— Start Data supplied —

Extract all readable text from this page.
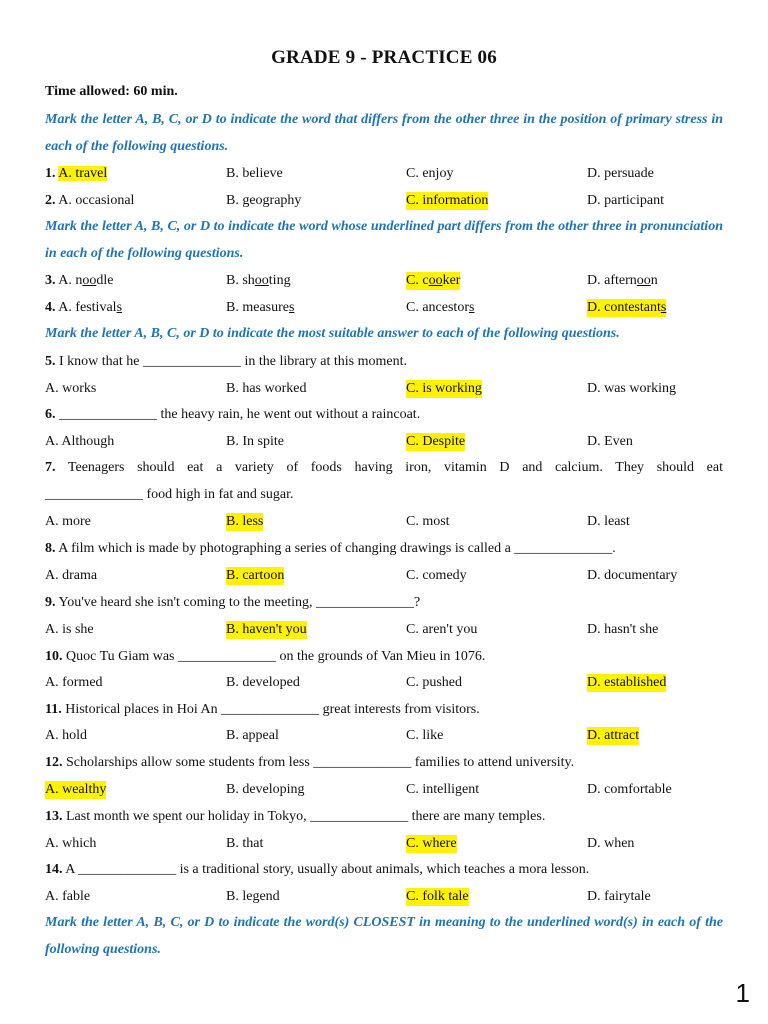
GRADE 9 - PRACTICE 06
Time allowed: 60 min.
Mark the letter A, B, C, or D to indicate the word that differs from the other three in the position of primary stress in each of the following questions.
1. A. travel	B. believe	C. enjoy	D. persuade
2. A. occasional	B. geography	C. information	D. participant
Mark the letter A, B, C, or D to indicate the word whose underlined part differs from the other three in pronunciation in each of the following questions.
3. A. noodle	B. shooting	C. cooker	D. afternoon
4. A. festivals	B. measures	C. ancestors	D. contestants
Mark the letter A, B, C, or D to indicate the most suitable answer to each of the following questions.
5. I know that he ______________ in the library at this moment.
A. works	B. has worked	C. is working	D. was working
6. ______________ the heavy rain, he went out without a raincoat.
A. Although	B. In spite	C. Despite	D. Even
7. Teenagers should eat a variety of foods having iron, vitamin D and calcium. They should eat
______________ food high in fat and sugar.
A. more	B. less	C. most	D. least
8. A film which is made by photographing a series of changing drawings is called a ______________.
A. drama	B. cartoon	C. comedy	D. documentary
9. You've heard she isn't coming to the meeting, ______________?
A. is she	B. haven't you	C. aren't you	D. hasn't she
10. Quoc Tu Giam was ______________ on the grounds of Van Mieu in 1076.
A. formed	B. developed	C. pushed	D. established
11. Historical places in Hoi An ______________ great interests from visitors.
A. hold	B. appeal	C. like	D. attract
12. Scholarships allow some students from less ______________ families to attend university.
A. wealthy	B. developing	C. intelligent	D. comfortable
13. Last month we spent our holiday in Tokyo, ______________ there are many temples.
A. which	B. that	C. where	D. when
14. A ______________ is a traditional story, usually about animals, which teaches a mora lesson.
A. fable	B. legend	C. folk tale	D. fairytale
Mark the letter A, B, C, or D to indicate the word(s) CLOSEST in meaning to the underlined word(s) in each of the following questions.
1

— End Data supplied —

● **Work instructions**
The data above should be repeated exactly, minus any pictures.

● **Solution below**
Extract all readable text from this page.
GRADE 9 - PRACTICE 06
Time allowed: 60 min.
Mark the letter A, B, C, or D to indicate the word that differs from the other three in the position of primary stress in each of the following questions.
1. A. travel	B. believe	C. enjoy	D. persuade
2. A. occasional	B. geography	C. information	D. participant
Mark the letter A, B, C, or D to indicate the word whose underlined part differs from the other three in pronunciation in each of the following questions.
3. A. noodle	B. shooting	C. cooker	D. afternoon
4. A. festivals	B. measures	C. ancestors	D. contestants
Mark the letter A, B, C, or D to indicate the most suitable answer to each of the following questions.
5. I know that he ______________ in the library at this moment.
A. works	B. has worked	C. is working	D. was working
6. ______________ the heavy rain, he went out without a raincoat.
A. Although	B. In spite	C. Despite	D. Even
7. Teenagers should eat a variety of foods having iron, vitamin D and calcium. They should eat
______________ food high in fat and sugar.
A. more	B. less	C. most	D. least
8. A film which is made by photographing a series of changing drawings is called a ______________.
A. drama	B. cartoon	C. comedy	D. documentary
9. You've heard she isn't coming to the meeting, ______________?
A. is she	B. haven't you	C. aren't you	D. hasn't she
10. Quoc Tu Giam was ______________ on the grounds of Van Mieu in 1076.
A. formed	B. developed	C. pushed	D. established
11. Historical places in Hoi An ______________ great interests from visitors.
A. hold	B. appeal	C. like	D. attract
12. Scholarships allow some students from less ______________ families to attend university.
A. wealthy	B. developing	C. intelligent	D. comfortable
13. Last month we spent our holiday in Tokyo, ______________ there are many temples.
A. which	B. that	C. where	D. when
14. A ______________ is a traditional story, usually about animals, which teaches a mora lesson.
A. fable	B. legend	C. folk tale	D. fairytale
Mark the letter A, B, C, or D to indicate the word(s) CLOSEST in meaning to the underlined word(s) in each of the following questions.
1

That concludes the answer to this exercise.